## Your goal
Leave out every picture, and output exactly the lines from the line containing "What data populates" through the last line of the data.

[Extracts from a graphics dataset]
○ ○ ○ ○

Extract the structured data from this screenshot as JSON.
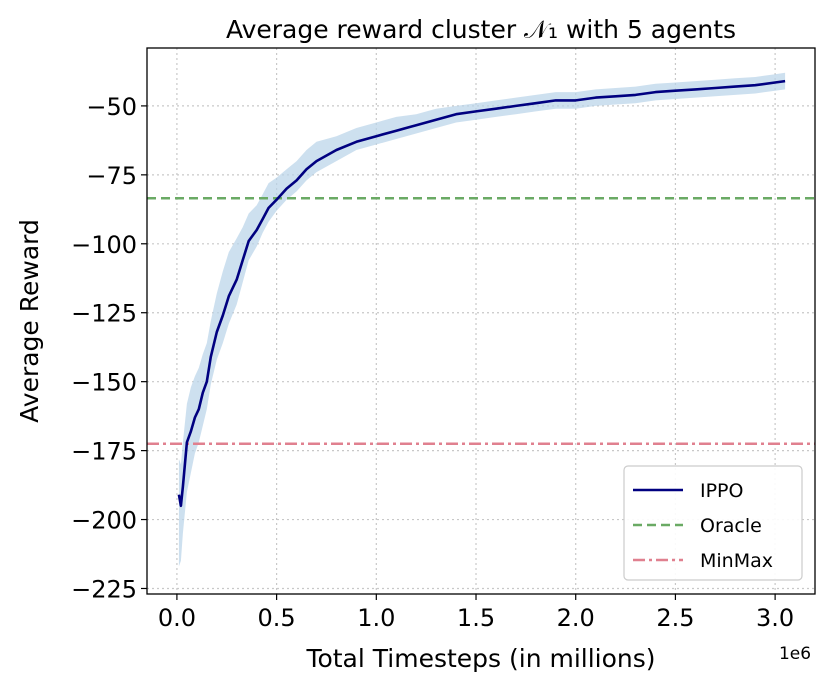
{
  "chart_data": {
    "type": "line",
    "title": "Average reward cluster 𝒩₁ with 5 agents",
    "xlabel": "Total Timesteps (in millions)",
    "ylabel": "Average Reward",
    "x_offset_label": "1e6",
    "xlim": [
      -0.15,
      3.2
    ],
    "ylim": [
      -227,
      -29
    ],
    "xticks": [
      0.0,
      0.5,
      1.0,
      1.5,
      2.0,
      2.5,
      3.0
    ],
    "xtick_labels": [
      "0.0",
      "0.5",
      "1.0",
      "1.5",
      "2.0",
      "2.5",
      "3.0"
    ],
    "yticks": [
      -225,
      -200,
      -175,
      -150,
      -125,
      -100,
      -75,
      -50
    ],
    "ytick_labels": [
      "−225",
      "−200",
      "−175",
      "−150",
      "−125",
      "−100",
      "−75",
      "−50"
    ],
    "grid": true,
    "legend_position": "lower-right",
    "colors": {
      "ippo": "#000080",
      "band": "#b8d3e8",
      "oracle": "#6aaa64",
      "minmax": "#e0808f"
    },
    "series": [
      {
        "name": "IPPO",
        "style": "solid",
        "x": [
          0.01,
          0.02,
          0.03,
          0.05,
          0.07,
          0.09,
          0.11,
          0.13,
          0.15,
          0.17,
          0.2,
          0.23,
          0.26,
          0.3,
          0.33,
          0.36,
          0.4,
          0.43,
          0.46,
          0.5,
          0.55,
          0.6,
          0.65,
          0.7,
          0.8,
          0.9,
          1.0,
          1.1,
          1.2,
          1.3,
          1.4,
          1.5,
          1.6,
          1.7,
          1.8,
          1.9,
          2.0,
          2.1,
          2.2,
          2.3,
          2.4,
          2.5,
          2.6,
          2.7,
          2.8,
          2.9,
          3.0,
          3.05
        ],
        "y": [
          -191,
          -195,
          -188,
          -172,
          -168,
          -163,
          -160,
          -154,
          -150,
          -141,
          -132,
          -126,
          -119,
          -113,
          -106,
          -99,
          -95,
          -91,
          -87,
          -84,
          -80,
          -77,
          -73,
          -70,
          -66,
          -63,
          -61,
          -59,
          -57,
          -55,
          -53,
          -52,
          -51,
          -50,
          -49,
          -48,
          -48,
          -47,
          -46.5,
          -46,
          -45,
          -44.5,
          -44,
          -43.5,
          -43,
          -42.5,
          -41.5,
          -41
        ],
        "band_lower": [
          -217,
          -215,
          -205,
          -190,
          -183,
          -176,
          -172,
          -166,
          -160,
          -151,
          -142,
          -136,
          -129,
          -122,
          -114,
          -106,
          -101,
          -96,
          -92,
          -88,
          -84,
          -81,
          -77,
          -74,
          -70,
          -66,
          -64,
          -62,
          -60,
          -58,
          -56,
          -55,
          -54,
          -53,
          -52,
          -51,
          -51,
          -50,
          -49.5,
          -49,
          -48,
          -47.5,
          -47,
          -46.5,
          -46,
          -45.5,
          -44.5,
          -44
        ],
        "band_upper": [
          -178,
          -180,
          -172,
          -158,
          -152,
          -148,
          -145,
          -140,
          -136,
          -128,
          -118,
          -110,
          -103,
          -98,
          -94,
          -89,
          -86,
          -82,
          -78,
          -76,
          -73,
          -70,
          -66,
          -63,
          -61,
          -58,
          -56,
          -54,
          -53,
          -51,
          -50,
          -49,
          -48,
          -47,
          -46,
          -45,
          -45,
          -44,
          -43.5,
          -43,
          -42,
          -41.5,
          -41,
          -40.5,
          -40,
          -39.5,
          -38.5,
          -38
        ]
      },
      {
        "name": "Oracle",
        "style": "dashed",
        "y_const": -83.5
      },
      {
        "name": "MinMax",
        "style": "dashdot",
        "y_const": -172.5
      }
    ]
  }
}
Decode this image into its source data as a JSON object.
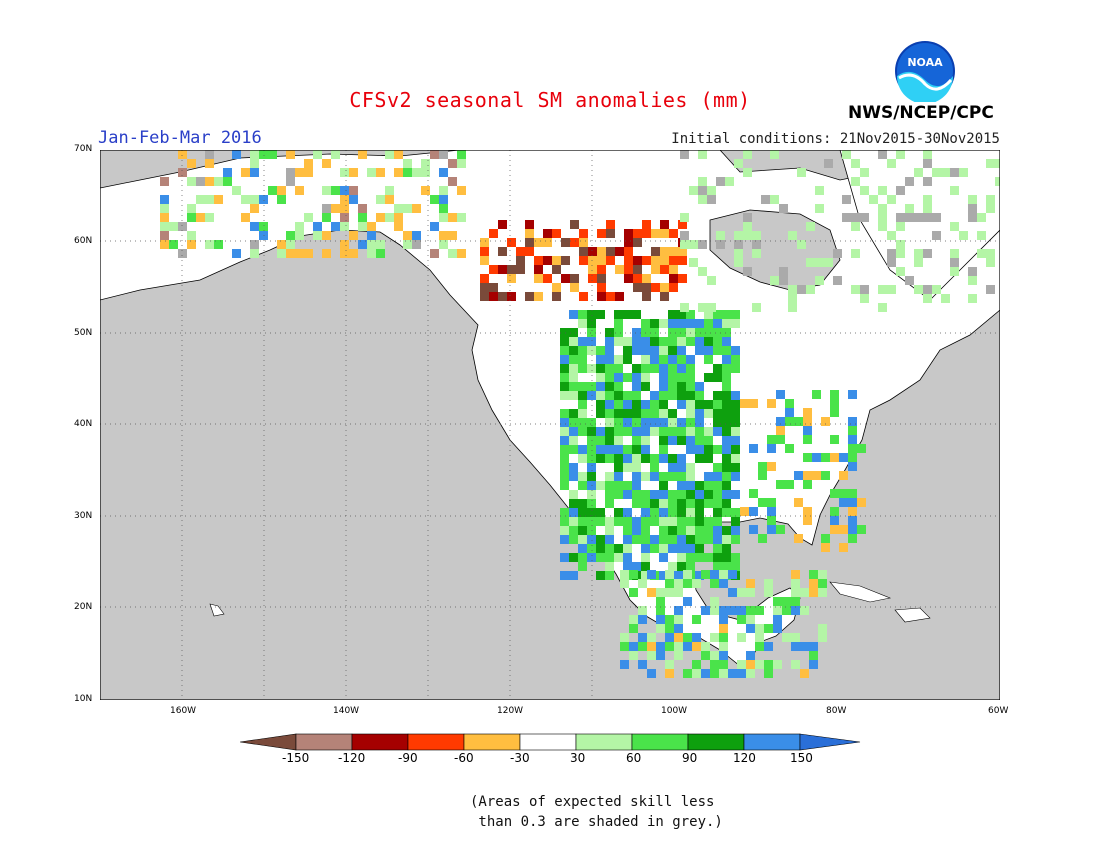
{
  "title": "CFSv2 seasonal SM anomalies (mm)",
  "period": "Jan-Feb-Mar 2016",
  "initial_conditions": "Initial conditions: 21Nov2015-30Nov2015",
  "organization": "NWS/NCEP/CPC",
  "logo_text": "NOAA",
  "map": {
    "lat_labels": [
      "70N",
      "60N",
      "50N",
      "40N",
      "30N",
      "20N",
      "10N"
    ],
    "lon_labels": [
      "160W",
      "140W",
      "120W",
      "100W",
      "80W",
      "60W"
    ],
    "lat_range": [
      10,
      70
    ],
    "lon_range": [
      -170,
      -60
    ],
    "gridlines": "dotted",
    "land_color": "#ffffff",
    "ocean_color": "#c8c8c8"
  },
  "colorbar": {
    "ticks": [
      "-150",
      "-120",
      "-90",
      "-60",
      "-30",
      "30",
      "60",
      "90",
      "120",
      "150"
    ],
    "colors": [
      "#7a4a3a",
      "#b58378",
      "#a50000",
      "#ff3a00",
      "#ffbe40",
      "#ffffff",
      "#b4f5a6",
      "#4ae34a",
      "#0ea00e",
      "#3a8ee8",
      "#2a6fd8"
    ]
  },
  "footnote": "(Areas of expected skill less\n than 0.3 are shaded in grey.)"
}
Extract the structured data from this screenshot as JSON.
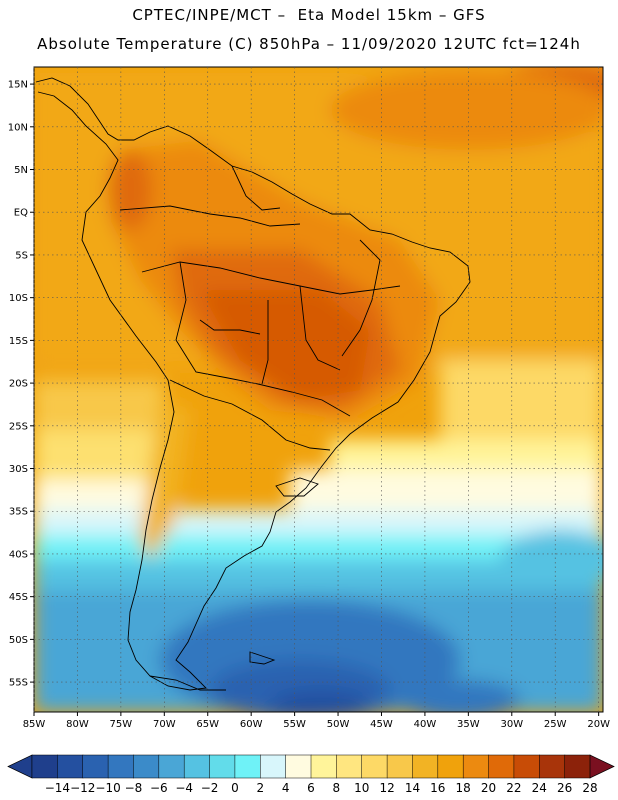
{
  "header": {
    "line1": "CPTEC/INPE/MCT –  Eta Model 15km – GFS",
    "line2": "Absolute Temperature (C) 850hPa – 11/09/2020 12UTC fct=124h"
  },
  "map": {
    "lat_labels": [
      "15N",
      "10N",
      "5N",
      "EQ",
      "5S",
      "10S",
      "15S",
      "20S",
      "25S",
      "30S",
      "35S",
      "40S",
      "45S",
      "50S",
      "55S"
    ],
    "lat_values": [
      15,
      10,
      5,
      0,
      -5,
      -10,
      -15,
      -20,
      -25,
      -30,
      -35,
      -40,
      -45,
      -50,
      -55
    ],
    "lon_labels": [
      "85W",
      "80W",
      "75W",
      "70W",
      "65W",
      "60W",
      "55W",
      "50W",
      "45W",
      "40W",
      "35W",
      "30W",
      "25W",
      "20W"
    ],
    "lon_values": [
      -85,
      -80,
      -75,
      -70,
      -65,
      -60,
      -55,
      -50,
      -45,
      -40,
      -35,
      -30,
      -25,
      -20
    ],
    "extent": {
      "lon_min": -85,
      "lon_max": -19.5,
      "lat_min": -58.5,
      "lat_max": 17
    }
  },
  "colorbar": {
    "labels": [
      "-14",
      "-12",
      "-10",
      "-8",
      "-6",
      "-4",
      "-2",
      "0",
      "2",
      "4",
      "6",
      "8",
      "10",
      "12",
      "14",
      "16",
      "18",
      "20",
      "22",
      "24",
      "26",
      "28"
    ],
    "colors": [
      "#1f3f8c",
      "#2450a0",
      "#2a62b0",
      "#3377bf",
      "#3b8bc9",
      "#4aa6d6",
      "#55c2e2",
      "#62dcea",
      "#6ff2f7",
      "#d8f6fb",
      "#fffbe0",
      "#fff49a",
      "#ffe680",
      "#fdd966",
      "#f8c84a",
      "#f2b324",
      "#f0a20c",
      "#ec8a10",
      "#e06a08",
      "#c84c06",
      "#a8340a",
      "#8c220a"
    ],
    "low_arrow_color": "#1f3f8c",
    "high_arrow_color": "#7a1020"
  }
}
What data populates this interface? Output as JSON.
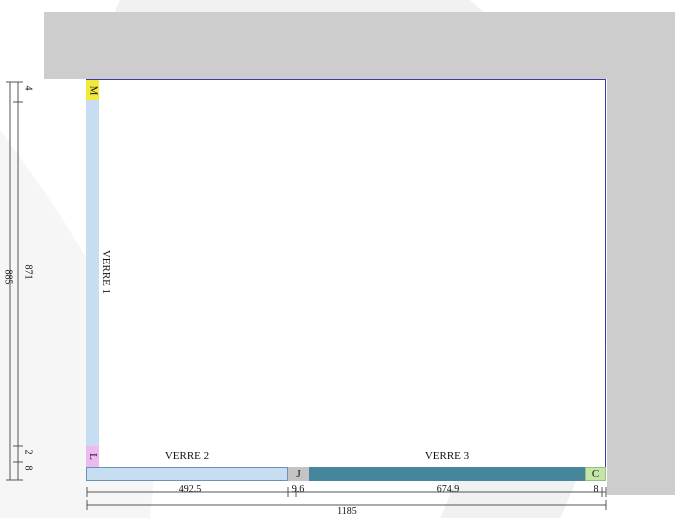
{
  "glasses": {
    "verre1": "VERRE 1",
    "verre2": "VERRE 2",
    "verre3": "VERRE 3"
  },
  "pieces": {
    "m": "M",
    "l": "L",
    "j": "J",
    "c": "C"
  },
  "dimensions": {
    "bottom": {
      "seg1": "492.5",
      "seg2": "9.6",
      "seg3": "674.9",
      "seg4": "8",
      "total": "1185"
    },
    "left": {
      "top": "4",
      "middle": "871",
      "bottom1": "2",
      "bottom2": "8",
      "total": "885"
    }
  },
  "colors": {
    "wall": "#cdcdcd",
    "glass_light": "#c7ddf1",
    "glass_dark": "#46869c",
    "piece_m": "#f2ea3a",
    "piece_l": "#eeb9ee",
    "piece_j": "#c4c4c4",
    "piece_c": "#c4e6a6"
  }
}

○ ○ ○ ○

## Task answer
What data populates this interface? Output as JSON.
{
  "glasses": {
    "verre1": "VERRE 1",
    "verre2": "VERRE 2",
    "verre3": "VERRE 3"
  },
  "pieces": {
    "m": "M",
    "l": "L",
    "j": "J",
    "c": "C"
  },
  "dimensions": {
    "bottom": {
      "seg1": "492.5",
      "seg2": "9.6",
      "seg3": "674.9",
      "seg4": "8",
      "total": "1185"
    },
    "left": {
      "top": "4",
      "middle": "871",
      "bottom1": "2",
      "bottom2": "8",
      "total": "885"
    }
  },
  "colors": {
    "wall": "#cdcdcd",
    "glass_light": "#c7ddf1",
    "glass_dark": "#46869c",
    "piece_m": "#f2ea3a",
    "piece_l": "#eeb9ee",
    "piece_j": "#c4c4c4",
    "piece_c": "#c4e6a6"
  }
}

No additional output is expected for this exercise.